(GIVEN TASK)
Lines containing the string "arrow" are to be collected in full.

(RECORD EXTRACTS)
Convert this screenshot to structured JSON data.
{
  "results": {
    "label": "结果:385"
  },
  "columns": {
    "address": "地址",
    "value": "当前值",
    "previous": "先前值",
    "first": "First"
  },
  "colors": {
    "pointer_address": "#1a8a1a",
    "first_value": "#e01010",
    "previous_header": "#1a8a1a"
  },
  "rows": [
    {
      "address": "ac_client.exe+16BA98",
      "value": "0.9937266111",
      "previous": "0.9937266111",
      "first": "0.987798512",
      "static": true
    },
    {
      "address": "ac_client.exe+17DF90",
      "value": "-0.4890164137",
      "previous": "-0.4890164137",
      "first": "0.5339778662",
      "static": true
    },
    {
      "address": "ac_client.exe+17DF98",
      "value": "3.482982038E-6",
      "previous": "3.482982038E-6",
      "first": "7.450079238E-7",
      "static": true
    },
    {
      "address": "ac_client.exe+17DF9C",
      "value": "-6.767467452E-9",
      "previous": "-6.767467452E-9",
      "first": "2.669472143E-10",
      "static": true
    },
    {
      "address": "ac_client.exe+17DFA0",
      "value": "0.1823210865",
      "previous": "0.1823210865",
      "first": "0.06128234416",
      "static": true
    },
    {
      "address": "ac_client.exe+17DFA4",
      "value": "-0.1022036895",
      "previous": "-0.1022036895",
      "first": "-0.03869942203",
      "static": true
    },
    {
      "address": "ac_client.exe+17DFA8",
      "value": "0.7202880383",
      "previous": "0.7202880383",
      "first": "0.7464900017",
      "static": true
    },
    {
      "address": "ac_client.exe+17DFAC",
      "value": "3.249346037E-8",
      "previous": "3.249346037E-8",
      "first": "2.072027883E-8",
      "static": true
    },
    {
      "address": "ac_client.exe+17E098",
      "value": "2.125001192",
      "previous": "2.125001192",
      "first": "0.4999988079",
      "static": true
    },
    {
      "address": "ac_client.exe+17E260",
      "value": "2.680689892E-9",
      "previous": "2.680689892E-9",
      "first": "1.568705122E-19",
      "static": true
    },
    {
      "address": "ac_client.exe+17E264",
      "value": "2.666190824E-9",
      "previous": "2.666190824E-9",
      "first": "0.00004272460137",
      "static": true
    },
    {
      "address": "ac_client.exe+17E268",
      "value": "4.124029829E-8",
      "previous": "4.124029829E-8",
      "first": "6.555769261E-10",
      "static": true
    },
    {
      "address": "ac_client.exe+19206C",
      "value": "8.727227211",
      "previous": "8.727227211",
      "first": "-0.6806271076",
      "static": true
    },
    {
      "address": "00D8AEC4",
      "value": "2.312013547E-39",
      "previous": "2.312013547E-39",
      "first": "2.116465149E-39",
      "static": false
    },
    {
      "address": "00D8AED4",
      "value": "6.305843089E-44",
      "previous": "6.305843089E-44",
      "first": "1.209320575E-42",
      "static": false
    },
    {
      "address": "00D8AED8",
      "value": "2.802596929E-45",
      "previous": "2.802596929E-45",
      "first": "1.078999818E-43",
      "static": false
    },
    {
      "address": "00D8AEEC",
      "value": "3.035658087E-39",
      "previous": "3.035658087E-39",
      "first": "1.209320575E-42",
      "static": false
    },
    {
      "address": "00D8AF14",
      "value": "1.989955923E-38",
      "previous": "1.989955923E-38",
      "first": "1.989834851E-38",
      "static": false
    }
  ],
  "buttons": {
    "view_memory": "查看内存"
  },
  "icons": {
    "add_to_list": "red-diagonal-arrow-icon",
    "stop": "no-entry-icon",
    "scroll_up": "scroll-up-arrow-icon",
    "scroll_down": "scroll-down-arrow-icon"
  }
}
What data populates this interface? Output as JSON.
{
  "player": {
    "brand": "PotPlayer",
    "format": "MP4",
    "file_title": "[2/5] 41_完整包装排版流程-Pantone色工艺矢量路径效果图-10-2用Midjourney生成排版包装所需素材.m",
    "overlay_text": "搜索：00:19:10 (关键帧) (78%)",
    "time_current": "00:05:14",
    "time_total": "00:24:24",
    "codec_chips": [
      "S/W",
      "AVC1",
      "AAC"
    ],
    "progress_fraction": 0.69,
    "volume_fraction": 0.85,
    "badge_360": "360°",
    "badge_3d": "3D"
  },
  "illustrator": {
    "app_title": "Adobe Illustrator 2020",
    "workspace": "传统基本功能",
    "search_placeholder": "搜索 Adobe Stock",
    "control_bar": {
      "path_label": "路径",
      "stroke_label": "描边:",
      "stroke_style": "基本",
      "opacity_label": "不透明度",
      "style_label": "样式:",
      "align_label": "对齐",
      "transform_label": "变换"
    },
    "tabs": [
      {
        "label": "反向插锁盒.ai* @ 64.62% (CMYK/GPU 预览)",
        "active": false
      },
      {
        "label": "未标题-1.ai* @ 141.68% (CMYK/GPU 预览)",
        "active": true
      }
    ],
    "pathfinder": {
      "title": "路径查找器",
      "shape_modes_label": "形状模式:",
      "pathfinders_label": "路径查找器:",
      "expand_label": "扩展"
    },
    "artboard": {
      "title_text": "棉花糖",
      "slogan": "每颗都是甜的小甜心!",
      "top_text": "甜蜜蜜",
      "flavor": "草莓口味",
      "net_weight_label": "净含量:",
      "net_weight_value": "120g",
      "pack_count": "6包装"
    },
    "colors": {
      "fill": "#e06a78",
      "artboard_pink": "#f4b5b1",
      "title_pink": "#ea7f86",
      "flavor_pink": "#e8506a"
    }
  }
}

(FULL OUTPUT)
    "add_to_list": "red-diagonal-arrow-icon",
    "scroll_up": "scroll-up-arrow-icon",
    "scroll_down": "scroll-down-arrow-icon"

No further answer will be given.